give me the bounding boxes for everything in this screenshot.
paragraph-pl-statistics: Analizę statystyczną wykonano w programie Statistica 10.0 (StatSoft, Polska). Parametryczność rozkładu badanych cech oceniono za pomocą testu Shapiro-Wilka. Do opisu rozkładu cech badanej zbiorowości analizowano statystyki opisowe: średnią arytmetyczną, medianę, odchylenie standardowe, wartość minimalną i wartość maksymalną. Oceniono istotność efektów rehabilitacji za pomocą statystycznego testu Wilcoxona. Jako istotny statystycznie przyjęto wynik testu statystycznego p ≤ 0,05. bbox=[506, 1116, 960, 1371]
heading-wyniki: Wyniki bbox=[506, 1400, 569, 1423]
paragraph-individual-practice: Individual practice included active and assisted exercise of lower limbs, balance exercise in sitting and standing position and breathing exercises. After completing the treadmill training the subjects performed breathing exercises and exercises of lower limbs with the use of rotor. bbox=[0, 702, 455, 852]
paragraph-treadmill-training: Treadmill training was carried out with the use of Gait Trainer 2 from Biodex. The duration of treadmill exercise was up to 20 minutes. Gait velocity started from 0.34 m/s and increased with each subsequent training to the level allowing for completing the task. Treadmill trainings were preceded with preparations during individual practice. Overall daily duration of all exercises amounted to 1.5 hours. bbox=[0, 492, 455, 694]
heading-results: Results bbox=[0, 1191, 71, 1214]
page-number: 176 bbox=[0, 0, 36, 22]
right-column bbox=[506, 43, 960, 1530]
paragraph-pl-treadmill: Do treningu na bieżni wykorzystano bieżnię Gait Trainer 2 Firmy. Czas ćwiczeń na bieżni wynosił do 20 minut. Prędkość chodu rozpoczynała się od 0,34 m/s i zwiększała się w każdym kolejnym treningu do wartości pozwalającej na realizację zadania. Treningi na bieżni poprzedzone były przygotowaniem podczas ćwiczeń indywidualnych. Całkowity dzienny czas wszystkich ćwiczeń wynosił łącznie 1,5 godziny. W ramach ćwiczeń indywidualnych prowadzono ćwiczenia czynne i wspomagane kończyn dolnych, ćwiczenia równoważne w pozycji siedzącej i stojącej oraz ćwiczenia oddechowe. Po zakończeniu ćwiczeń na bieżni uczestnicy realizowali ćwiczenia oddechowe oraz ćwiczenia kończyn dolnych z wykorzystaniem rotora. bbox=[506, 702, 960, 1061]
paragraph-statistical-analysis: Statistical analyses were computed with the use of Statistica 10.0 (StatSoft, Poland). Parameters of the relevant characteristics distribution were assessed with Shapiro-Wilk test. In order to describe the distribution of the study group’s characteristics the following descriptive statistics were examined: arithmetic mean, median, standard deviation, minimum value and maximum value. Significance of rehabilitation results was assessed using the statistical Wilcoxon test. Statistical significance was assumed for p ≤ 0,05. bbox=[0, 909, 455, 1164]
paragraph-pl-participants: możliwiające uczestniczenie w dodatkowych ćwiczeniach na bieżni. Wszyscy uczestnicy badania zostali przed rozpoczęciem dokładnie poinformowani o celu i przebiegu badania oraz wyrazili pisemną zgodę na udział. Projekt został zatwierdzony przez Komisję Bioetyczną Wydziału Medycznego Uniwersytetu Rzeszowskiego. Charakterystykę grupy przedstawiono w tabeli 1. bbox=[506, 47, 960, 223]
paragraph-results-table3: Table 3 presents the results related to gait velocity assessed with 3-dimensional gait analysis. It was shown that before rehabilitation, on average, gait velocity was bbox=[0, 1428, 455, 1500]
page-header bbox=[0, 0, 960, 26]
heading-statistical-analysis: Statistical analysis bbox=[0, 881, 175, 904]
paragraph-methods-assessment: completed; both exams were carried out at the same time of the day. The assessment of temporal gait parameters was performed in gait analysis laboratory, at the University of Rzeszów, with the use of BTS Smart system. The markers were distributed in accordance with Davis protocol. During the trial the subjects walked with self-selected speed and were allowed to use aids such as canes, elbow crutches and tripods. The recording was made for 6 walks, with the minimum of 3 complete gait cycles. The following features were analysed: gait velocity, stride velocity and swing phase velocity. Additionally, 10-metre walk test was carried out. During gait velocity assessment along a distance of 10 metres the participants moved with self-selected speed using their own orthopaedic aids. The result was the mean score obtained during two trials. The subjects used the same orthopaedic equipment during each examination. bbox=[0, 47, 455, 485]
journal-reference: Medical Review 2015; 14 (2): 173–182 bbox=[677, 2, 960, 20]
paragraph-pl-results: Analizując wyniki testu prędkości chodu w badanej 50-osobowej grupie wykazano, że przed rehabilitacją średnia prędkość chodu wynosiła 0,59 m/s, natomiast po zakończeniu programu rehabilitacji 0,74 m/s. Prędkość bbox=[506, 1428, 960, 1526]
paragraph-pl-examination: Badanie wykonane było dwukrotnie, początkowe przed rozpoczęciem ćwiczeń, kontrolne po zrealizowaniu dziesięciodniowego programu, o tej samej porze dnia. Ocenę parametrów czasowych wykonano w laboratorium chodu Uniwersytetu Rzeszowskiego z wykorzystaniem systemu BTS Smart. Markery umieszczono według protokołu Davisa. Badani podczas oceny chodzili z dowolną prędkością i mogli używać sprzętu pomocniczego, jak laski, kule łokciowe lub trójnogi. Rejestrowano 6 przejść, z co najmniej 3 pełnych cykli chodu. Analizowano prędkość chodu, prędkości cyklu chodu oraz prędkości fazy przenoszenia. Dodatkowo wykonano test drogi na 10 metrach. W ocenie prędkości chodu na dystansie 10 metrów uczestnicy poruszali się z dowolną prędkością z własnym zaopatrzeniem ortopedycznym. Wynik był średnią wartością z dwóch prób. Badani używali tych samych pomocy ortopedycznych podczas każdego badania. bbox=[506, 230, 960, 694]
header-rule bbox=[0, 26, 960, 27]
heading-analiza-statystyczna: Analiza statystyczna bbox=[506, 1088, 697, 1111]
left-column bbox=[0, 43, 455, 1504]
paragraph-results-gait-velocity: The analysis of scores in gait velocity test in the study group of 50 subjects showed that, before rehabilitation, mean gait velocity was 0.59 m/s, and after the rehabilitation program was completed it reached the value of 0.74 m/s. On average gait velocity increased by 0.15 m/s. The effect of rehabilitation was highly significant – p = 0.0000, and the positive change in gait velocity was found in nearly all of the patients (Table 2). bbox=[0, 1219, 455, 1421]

_____

▶ [Work task]: Each line of the listing above that includes the word "page" should be copied.

▶ [Exercise response]:
page-number: 176 bbox=[0, 0, 36, 22]
page-header bbox=[0, 0, 960, 26]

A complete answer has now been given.